**Exercise aim:**
Locate the lines that hold the string "места". Copy every such line.
┏━━
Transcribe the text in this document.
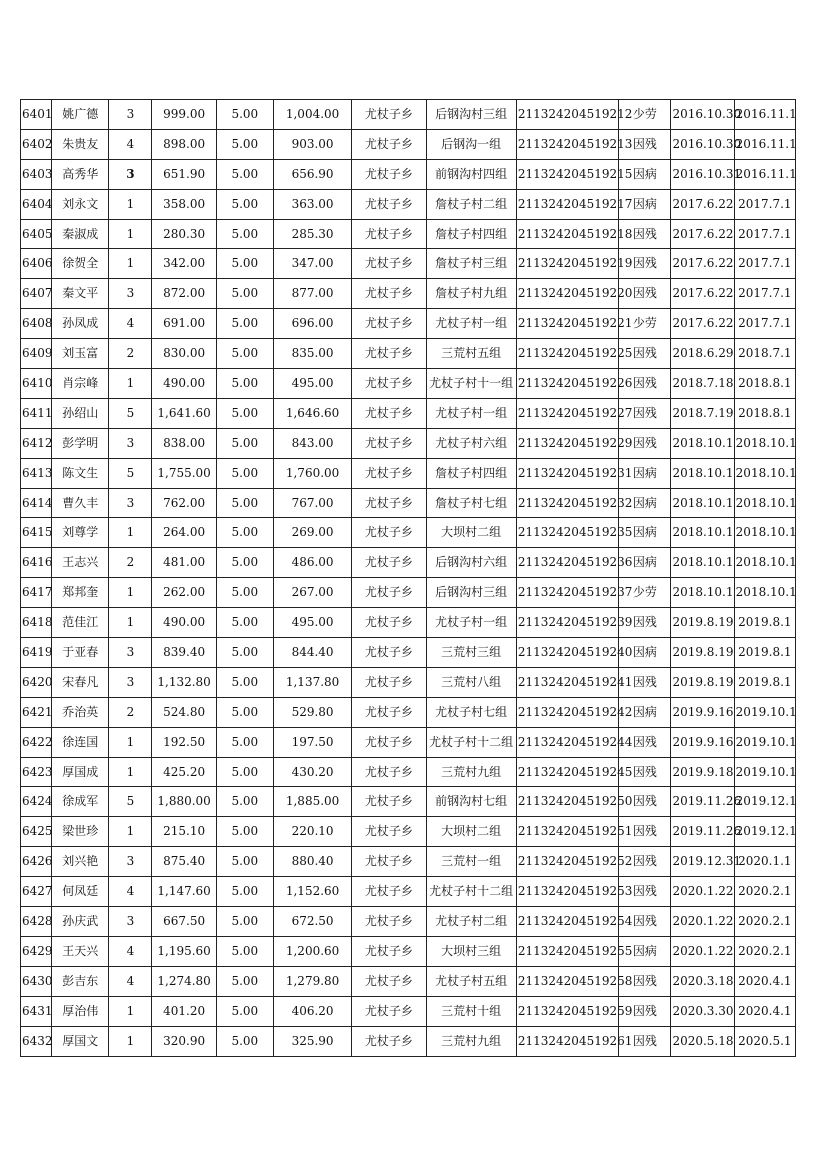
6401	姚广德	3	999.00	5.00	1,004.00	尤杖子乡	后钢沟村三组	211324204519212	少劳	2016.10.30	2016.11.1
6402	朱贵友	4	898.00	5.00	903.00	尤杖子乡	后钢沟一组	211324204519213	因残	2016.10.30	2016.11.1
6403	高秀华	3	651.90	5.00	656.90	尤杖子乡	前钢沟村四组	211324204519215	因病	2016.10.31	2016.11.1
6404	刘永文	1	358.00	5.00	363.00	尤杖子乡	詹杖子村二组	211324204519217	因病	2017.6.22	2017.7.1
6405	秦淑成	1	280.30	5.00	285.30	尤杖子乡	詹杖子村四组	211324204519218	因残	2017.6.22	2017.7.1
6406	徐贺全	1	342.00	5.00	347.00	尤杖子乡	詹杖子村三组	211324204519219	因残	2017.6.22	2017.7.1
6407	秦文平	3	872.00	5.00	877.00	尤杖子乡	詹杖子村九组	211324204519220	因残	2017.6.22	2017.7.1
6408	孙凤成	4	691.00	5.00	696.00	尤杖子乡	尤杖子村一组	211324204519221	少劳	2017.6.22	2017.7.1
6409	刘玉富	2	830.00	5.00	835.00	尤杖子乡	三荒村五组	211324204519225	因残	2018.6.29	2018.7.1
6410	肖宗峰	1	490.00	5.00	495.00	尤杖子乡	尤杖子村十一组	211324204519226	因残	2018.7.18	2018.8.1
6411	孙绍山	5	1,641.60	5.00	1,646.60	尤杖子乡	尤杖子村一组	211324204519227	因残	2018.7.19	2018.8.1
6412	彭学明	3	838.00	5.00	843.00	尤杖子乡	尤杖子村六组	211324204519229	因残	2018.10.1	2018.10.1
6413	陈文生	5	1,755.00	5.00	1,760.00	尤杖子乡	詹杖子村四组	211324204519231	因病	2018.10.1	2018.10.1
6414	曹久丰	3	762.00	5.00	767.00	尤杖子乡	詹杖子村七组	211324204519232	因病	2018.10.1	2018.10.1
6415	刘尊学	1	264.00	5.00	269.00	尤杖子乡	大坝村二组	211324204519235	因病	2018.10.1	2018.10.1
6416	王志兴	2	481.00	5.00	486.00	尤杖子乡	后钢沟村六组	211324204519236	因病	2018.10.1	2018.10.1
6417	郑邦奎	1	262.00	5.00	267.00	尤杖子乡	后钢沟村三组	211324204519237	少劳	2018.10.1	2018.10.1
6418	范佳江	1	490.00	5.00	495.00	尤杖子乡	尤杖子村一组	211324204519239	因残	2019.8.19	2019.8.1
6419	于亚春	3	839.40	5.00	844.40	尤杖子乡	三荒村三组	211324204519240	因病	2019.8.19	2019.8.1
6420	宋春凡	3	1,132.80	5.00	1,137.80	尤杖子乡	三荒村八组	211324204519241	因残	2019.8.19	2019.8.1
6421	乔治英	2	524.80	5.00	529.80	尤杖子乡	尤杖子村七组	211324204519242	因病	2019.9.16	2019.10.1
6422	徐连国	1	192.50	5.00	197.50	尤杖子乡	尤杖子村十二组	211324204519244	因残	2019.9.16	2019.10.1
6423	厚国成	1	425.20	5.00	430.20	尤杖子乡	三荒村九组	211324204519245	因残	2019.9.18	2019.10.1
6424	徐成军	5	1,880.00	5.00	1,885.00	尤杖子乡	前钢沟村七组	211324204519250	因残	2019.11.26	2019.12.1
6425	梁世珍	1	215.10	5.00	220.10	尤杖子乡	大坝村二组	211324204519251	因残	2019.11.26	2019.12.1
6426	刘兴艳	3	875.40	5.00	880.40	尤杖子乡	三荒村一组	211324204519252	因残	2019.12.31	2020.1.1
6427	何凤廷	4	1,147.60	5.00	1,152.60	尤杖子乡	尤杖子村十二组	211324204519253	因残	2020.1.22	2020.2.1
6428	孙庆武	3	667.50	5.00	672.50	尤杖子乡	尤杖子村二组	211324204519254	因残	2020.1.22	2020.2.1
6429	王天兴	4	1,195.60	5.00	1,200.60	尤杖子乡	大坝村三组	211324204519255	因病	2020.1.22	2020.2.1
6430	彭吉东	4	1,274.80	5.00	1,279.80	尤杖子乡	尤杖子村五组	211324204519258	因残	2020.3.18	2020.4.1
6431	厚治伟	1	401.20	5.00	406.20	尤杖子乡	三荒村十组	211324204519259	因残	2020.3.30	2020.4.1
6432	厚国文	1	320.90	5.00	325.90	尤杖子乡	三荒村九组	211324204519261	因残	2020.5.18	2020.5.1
┗━━
┏━━
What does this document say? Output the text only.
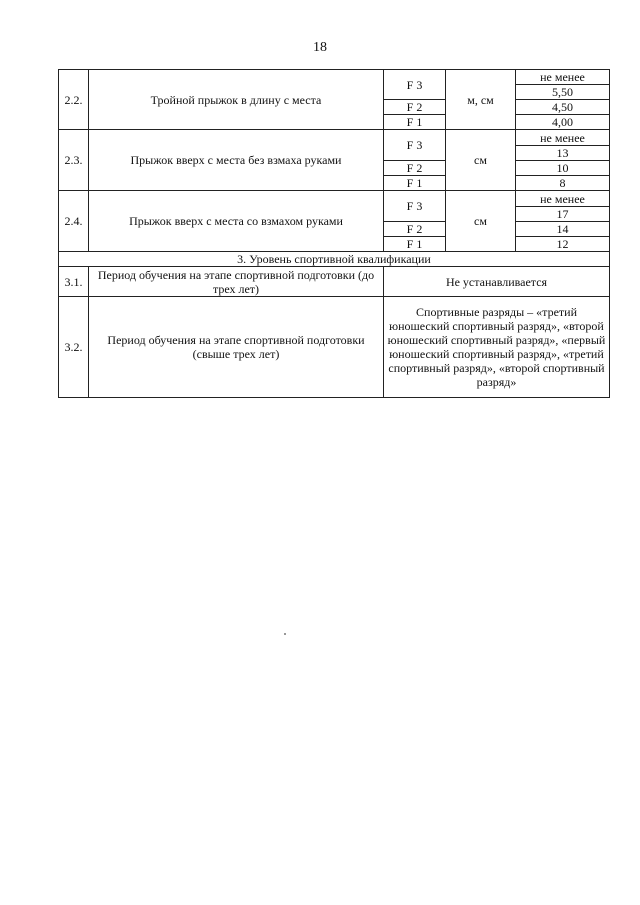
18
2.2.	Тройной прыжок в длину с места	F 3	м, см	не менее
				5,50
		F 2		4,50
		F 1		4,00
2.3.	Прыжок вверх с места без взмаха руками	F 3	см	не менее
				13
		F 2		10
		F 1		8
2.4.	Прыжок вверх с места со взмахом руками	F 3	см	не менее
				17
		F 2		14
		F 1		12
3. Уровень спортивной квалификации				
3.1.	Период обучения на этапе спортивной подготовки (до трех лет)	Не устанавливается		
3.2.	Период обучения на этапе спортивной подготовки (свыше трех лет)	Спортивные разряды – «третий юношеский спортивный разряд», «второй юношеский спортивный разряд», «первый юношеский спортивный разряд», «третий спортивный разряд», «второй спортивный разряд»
┗━━
**Complete output:**
2.2.	Тройной прыжок в длину с места	F 3	м, см	не менее
2.3.	Прыжок вверх с места без взмаха руками	F 3	см	не менее
2.4.	Прыжок вверх с места со взмахом руками	F 3	см	не менее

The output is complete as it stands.